■ Set exercise
Among the entries below, find how many lines carry the word "erasers" and state only that figure.

■ Material provided
◆ ◆ ◆ ◆ ◆ ◆ ◆
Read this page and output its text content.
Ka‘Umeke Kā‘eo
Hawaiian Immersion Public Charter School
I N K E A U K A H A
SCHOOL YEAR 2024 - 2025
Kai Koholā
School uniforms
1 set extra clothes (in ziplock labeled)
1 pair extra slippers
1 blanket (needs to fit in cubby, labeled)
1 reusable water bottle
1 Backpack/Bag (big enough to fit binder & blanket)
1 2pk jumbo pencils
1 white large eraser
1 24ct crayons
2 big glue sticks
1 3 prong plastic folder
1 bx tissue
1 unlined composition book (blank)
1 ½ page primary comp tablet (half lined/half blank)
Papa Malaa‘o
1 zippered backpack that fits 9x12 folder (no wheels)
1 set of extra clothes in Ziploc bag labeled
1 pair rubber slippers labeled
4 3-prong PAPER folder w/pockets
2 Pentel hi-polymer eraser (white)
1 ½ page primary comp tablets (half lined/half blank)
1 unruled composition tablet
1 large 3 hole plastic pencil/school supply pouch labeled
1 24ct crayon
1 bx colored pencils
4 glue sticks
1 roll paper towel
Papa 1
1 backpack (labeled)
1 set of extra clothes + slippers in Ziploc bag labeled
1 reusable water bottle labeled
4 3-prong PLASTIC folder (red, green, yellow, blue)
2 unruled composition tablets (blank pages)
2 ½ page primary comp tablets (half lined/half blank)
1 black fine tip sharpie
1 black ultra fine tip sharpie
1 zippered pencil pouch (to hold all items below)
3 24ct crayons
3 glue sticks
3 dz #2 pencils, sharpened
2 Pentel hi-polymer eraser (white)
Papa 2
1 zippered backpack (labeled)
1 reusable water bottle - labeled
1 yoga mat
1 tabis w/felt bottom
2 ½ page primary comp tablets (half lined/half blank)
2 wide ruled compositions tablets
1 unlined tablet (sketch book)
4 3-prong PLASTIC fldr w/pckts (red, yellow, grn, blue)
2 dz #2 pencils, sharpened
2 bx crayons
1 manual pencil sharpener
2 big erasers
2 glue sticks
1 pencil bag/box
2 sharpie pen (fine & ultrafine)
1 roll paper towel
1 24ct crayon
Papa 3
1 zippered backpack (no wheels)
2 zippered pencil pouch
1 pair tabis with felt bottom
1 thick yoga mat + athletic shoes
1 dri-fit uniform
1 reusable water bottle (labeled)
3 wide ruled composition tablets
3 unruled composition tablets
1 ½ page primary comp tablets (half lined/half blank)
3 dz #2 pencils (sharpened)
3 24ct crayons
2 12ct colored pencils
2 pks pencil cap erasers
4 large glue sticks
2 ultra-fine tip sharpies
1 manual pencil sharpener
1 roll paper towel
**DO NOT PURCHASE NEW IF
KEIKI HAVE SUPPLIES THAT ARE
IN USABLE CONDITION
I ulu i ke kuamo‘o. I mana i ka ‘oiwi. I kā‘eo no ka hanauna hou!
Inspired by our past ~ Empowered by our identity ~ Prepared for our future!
◆ ◆ ◆ ◆ ◆ ◆ ◆
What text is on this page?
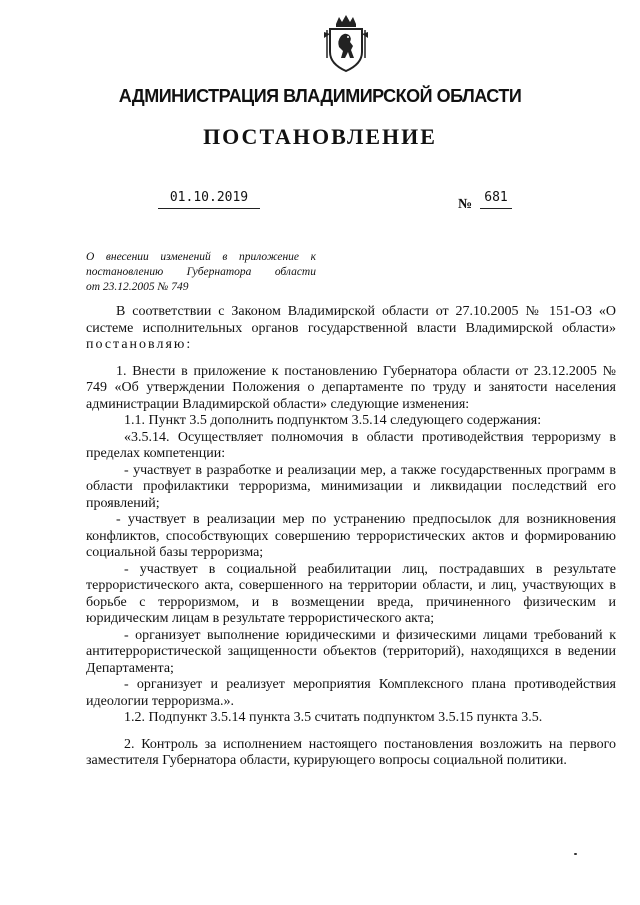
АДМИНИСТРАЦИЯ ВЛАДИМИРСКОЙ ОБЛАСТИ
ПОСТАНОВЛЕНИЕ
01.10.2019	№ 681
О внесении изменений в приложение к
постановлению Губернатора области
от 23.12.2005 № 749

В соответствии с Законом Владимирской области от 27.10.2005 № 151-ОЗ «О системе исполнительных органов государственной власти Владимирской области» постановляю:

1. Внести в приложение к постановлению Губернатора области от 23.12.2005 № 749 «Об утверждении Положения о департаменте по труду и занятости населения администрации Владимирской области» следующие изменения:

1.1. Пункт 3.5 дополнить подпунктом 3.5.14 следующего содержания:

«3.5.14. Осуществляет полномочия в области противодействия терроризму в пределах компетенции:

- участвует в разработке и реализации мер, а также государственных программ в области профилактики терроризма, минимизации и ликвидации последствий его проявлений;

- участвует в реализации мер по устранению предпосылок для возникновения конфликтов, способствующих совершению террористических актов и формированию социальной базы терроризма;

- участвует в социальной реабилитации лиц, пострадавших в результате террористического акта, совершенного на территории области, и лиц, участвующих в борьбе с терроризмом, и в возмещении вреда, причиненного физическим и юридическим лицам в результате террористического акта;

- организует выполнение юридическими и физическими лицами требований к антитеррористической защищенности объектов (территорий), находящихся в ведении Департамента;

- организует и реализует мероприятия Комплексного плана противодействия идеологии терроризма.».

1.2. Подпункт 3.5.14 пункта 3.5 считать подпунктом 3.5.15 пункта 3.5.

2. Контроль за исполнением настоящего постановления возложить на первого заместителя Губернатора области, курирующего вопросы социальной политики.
◆ ◆ ◆ ◆ ◆ ◆ ◆
■ Result of the task
2